YOUR INSTRUCTIONS
Could you print all the entries exactly?

Collected data:
***
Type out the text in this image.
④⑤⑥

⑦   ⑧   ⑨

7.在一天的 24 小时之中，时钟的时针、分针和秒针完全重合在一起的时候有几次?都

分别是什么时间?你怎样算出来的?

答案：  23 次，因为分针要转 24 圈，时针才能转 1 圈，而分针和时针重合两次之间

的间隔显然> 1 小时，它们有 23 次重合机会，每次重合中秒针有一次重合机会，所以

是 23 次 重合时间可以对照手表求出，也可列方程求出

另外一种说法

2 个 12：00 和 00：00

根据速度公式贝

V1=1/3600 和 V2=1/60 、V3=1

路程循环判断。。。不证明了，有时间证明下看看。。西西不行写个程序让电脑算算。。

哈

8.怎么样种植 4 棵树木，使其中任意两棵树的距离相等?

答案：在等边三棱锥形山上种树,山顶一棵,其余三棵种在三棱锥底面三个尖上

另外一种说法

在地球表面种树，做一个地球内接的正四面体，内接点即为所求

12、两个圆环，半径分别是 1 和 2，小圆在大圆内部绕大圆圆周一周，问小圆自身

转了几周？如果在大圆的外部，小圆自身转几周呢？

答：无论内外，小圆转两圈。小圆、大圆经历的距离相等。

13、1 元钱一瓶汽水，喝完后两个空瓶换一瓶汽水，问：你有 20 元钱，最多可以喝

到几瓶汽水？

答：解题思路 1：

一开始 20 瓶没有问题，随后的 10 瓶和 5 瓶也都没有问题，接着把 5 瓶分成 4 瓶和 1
***
TASK OUTPUT
Type out the text in this image.
④⑤⑥

⑦   ⑧   ⑨

7.在一天的 24 小时之中，时钟的时针、分针和秒针完全重合在一起的时候有几次?都

分别是什么时间?你怎样算出来的?

答案：  23 次，因为分针要转 24 圈，时针才能转 1 圈，而分针和时针重合两次之间

的间隔显然> 1 小时，它们有 23 次重合机会，每次重合中秒针有一次重合机会，所以

是 23 次 重合时间可以对照手表求出，也可列方程求出

另外一种说法

2 个 12：00 和 00：00

根据速度公式贝

V1=1/3600 和 V2=1/60 、V3=1

路程循环判断。。。不证明了，有时间证明下看看。。西西不行写个程序让电脑算算。。

哈

8.怎么样种植 4 棵树木，使其中任意两棵树的距离相等?

答案：在等边三棱锥形山上种树,山顶一棵,其余三棵种在三棱锥底面三个尖上

另外一种说法

在地球表面种树，做一个地球内接的正四面体，内接点即为所求

12、两个圆环，半径分别是 1 和 2，小圆在大圆内部绕大圆圆周一周，问小圆自身

转了几周？如果在大圆的外部，小圆自身转几周呢？

答：无论内外，小圆转两圈。小圆、大圆经历的距离相等。

13、1 元钱一瓶汽水，喝完后两个空瓶换一瓶汽水，问：你有 20 元钱，最多可以喝

到几瓶汽水？

答：解题思路 1：

一开始 20 瓶没有问题，随后的 10 瓶和 5 瓶也都没有问题，接着把 5 瓶分成 4 瓶和 1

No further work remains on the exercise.